-- Exercise --
Quote the entries in full, character for character, without their images.

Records
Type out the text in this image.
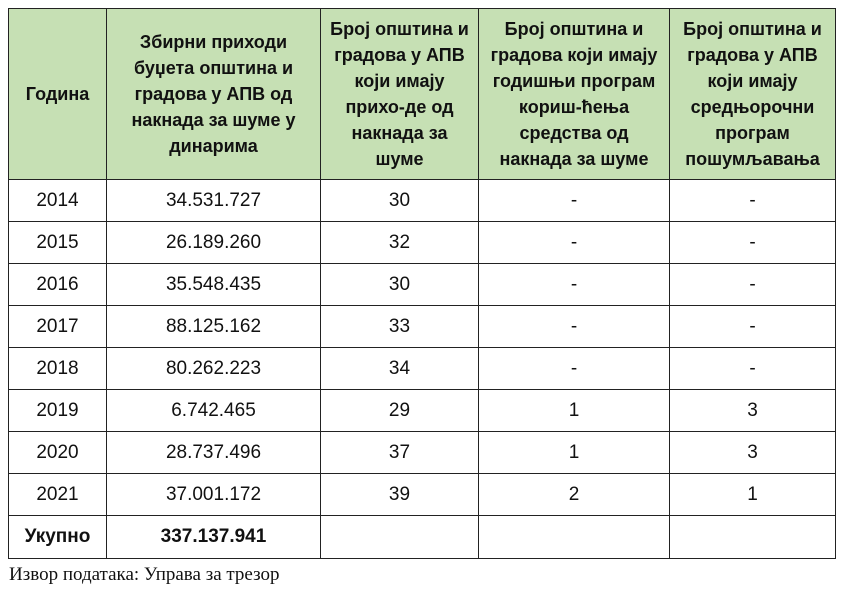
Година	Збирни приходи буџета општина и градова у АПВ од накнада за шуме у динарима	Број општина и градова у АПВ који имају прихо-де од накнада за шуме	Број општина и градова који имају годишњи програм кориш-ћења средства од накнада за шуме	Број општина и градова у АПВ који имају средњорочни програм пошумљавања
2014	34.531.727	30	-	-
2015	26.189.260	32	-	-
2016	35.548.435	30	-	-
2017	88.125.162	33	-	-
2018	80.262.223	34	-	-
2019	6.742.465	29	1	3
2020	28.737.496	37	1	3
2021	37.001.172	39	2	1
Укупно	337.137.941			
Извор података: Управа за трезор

-- Output of the task --
Type out the text in this image.
Година	Збирни приходи буџета општина и градова у АПВ од накнада за шуме у динарима	Број општина и градова у АПВ који имају прихо-де од накнада за шуме	Број општина и градова који имају годишњи програм кориш-ћења средства од накнада за шуме	Број општина и градова у АПВ који имају средњорочни програм пошумљавања
2014	34.531.727	30	-	-
2015	26.189.260	32	-	-
2016	35.548.435	30	-	-
2017	88.125.162	33	-	-
2018	80.262.223	34	-	-
2019	6.742.465	29	1	3
2020	28.737.496	37	1	3
2021	37.001.172	39	2	1
Укупно	337.137.941			
Извор података: Управа за трезор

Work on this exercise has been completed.